The forecast was for 2 to 3 more inches of rain in the Houston area, a day after flooding triggered by nearly a foot of rain in a matter of hours swamped neighborhoods and highways and stranded hundreds of motorists.

Crews resumed the search for 11 people missing and presumed dead after the swollen Blanco River surged through the small tourist town of Wimberley, between San Antonio and Austin. Houston Mayor Annise Parker said two people whose boat capsized during a rescue effort were also missing.

Authorities, meanwhile, defended their warnings to residents ahead of the weather, which included alerts via phone and in person, but acknowledged the difficulty in reaching tourists and said a messaging system in Houston needs improvements.

"Nobody was saying, `Get out! Get out! Get out!'" said Brenda Morton of Wimberley. She said longtime residents know the risks, but "people who were visiting or had summer homes, you have company from out of town, you don't know. You don't know when that instant is."

Objective:
In the flood report, copy everything from "Authorities, meanwhile, defended" down to "Houston needs improvements.", replacing "messaging system" with "notification system".

Dataset excerpts:
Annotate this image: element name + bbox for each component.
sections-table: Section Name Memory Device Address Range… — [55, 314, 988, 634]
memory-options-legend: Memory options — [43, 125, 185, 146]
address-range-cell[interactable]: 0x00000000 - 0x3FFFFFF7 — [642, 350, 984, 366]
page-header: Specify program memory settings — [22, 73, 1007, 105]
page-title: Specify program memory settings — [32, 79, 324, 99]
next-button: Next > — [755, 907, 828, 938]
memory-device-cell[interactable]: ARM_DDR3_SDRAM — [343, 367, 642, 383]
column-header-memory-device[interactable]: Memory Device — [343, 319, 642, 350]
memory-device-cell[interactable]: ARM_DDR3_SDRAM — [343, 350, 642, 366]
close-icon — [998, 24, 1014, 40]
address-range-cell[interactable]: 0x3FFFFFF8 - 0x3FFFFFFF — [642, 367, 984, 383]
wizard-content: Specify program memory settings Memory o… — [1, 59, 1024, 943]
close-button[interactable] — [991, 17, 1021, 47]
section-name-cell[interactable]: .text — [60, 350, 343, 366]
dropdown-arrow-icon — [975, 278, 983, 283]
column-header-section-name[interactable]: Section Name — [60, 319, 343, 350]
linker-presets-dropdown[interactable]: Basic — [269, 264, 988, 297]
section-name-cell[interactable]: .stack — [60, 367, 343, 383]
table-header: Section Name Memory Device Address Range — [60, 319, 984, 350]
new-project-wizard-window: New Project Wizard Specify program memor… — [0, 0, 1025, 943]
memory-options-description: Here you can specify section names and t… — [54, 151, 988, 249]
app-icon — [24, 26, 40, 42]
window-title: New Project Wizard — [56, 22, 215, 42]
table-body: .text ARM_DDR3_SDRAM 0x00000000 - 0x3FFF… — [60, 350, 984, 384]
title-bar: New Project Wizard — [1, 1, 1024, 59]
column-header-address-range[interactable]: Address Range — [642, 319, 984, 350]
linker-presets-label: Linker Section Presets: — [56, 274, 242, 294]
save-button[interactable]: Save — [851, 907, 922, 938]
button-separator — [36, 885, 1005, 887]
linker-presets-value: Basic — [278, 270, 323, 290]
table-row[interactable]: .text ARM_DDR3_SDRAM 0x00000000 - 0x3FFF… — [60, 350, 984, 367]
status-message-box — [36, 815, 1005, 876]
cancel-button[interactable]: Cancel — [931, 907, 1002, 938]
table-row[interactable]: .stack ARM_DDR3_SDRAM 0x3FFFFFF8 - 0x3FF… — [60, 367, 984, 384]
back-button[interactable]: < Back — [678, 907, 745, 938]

Answer to this problem:
Authorities, meanwhile, defended their warnings to residents ahead of the weather, which included alerts via phone and in person, but acknowledged the difficulty in reaching tourists and said a notification system in Houston needs improvements.